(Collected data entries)
════════════════

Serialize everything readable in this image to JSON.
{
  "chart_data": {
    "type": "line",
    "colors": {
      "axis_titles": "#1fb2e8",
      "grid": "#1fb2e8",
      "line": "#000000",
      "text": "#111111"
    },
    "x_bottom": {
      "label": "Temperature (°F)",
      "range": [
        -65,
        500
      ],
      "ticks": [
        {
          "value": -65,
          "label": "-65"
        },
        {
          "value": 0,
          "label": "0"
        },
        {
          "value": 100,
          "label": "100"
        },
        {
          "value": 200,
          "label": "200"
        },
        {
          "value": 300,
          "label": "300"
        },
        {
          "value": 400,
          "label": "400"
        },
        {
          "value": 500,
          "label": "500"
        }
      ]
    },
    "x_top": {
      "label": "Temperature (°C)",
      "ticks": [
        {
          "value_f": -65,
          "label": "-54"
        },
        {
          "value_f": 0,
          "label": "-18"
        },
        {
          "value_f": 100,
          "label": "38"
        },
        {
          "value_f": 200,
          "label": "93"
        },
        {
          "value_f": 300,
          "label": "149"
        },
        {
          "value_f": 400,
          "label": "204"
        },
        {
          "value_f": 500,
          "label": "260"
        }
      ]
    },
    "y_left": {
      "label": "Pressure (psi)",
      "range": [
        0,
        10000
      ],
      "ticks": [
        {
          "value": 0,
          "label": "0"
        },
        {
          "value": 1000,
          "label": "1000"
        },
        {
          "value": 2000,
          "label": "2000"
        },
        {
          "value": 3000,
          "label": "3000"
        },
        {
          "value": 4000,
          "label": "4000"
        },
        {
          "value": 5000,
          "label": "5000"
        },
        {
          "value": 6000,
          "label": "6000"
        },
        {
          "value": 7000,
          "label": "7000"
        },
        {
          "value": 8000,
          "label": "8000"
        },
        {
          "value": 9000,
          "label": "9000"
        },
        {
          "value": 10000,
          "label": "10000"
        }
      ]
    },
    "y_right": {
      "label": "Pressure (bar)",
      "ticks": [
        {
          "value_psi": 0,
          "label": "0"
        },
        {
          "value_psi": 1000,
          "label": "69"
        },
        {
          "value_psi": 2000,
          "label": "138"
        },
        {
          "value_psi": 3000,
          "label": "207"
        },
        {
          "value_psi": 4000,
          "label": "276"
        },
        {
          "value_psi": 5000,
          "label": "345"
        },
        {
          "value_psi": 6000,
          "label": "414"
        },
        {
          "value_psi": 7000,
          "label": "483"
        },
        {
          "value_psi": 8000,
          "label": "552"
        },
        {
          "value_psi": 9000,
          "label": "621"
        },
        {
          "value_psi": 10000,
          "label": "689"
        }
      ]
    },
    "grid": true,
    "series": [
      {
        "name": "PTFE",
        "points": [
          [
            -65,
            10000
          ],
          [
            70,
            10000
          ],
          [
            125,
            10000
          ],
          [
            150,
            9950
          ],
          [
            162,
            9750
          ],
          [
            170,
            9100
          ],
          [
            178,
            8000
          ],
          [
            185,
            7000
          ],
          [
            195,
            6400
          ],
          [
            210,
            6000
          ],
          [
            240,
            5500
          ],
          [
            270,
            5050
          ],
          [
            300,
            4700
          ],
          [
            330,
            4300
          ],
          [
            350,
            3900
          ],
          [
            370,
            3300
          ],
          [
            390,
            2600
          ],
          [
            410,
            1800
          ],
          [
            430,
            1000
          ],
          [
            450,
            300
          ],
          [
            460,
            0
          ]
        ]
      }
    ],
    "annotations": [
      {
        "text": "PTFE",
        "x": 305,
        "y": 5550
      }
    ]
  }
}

════════════════

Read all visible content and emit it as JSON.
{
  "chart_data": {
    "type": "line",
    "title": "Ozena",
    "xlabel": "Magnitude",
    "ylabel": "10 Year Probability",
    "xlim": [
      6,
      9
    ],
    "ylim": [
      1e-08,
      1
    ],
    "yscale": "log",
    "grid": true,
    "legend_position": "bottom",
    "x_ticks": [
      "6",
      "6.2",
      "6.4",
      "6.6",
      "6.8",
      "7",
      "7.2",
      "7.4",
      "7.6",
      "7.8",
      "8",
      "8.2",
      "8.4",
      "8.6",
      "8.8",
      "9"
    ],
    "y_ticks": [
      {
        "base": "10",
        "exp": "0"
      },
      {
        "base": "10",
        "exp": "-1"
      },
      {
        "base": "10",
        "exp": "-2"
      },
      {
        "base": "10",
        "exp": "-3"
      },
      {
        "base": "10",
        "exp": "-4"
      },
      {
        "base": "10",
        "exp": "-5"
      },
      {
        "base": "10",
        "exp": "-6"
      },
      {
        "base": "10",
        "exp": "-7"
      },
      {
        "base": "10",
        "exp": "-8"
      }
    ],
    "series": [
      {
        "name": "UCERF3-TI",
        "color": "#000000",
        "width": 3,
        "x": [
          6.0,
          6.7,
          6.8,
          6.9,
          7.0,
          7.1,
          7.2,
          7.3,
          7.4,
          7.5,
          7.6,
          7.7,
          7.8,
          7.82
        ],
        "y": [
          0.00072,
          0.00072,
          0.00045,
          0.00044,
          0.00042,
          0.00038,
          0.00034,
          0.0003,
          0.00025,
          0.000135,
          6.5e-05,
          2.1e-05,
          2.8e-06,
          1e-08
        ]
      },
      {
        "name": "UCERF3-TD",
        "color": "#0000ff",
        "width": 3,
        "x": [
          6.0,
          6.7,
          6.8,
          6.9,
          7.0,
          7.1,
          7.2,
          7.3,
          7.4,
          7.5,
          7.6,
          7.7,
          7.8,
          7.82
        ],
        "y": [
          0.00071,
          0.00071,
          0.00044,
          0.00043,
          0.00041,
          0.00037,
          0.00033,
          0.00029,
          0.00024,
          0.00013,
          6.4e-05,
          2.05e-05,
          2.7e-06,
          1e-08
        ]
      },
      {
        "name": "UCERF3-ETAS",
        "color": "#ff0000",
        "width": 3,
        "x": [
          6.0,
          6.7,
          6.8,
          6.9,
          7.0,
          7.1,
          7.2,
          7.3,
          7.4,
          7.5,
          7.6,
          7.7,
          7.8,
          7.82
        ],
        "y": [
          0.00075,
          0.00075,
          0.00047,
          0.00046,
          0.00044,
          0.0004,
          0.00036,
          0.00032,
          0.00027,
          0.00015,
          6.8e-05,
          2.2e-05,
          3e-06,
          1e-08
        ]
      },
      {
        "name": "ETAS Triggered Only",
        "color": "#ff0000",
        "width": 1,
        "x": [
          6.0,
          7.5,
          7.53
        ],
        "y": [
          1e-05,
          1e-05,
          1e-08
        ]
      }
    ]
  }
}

════════════════

:: Exercise directions ::
Show every line where the string "name" appears.

:: Task response ::
        "name": "PTFE",
        "name": "UCERF3-TI",
        "name": "UCERF3-TD",
        "name": "UCERF3-ETAS",
        "name": "ETAS Triggered Only",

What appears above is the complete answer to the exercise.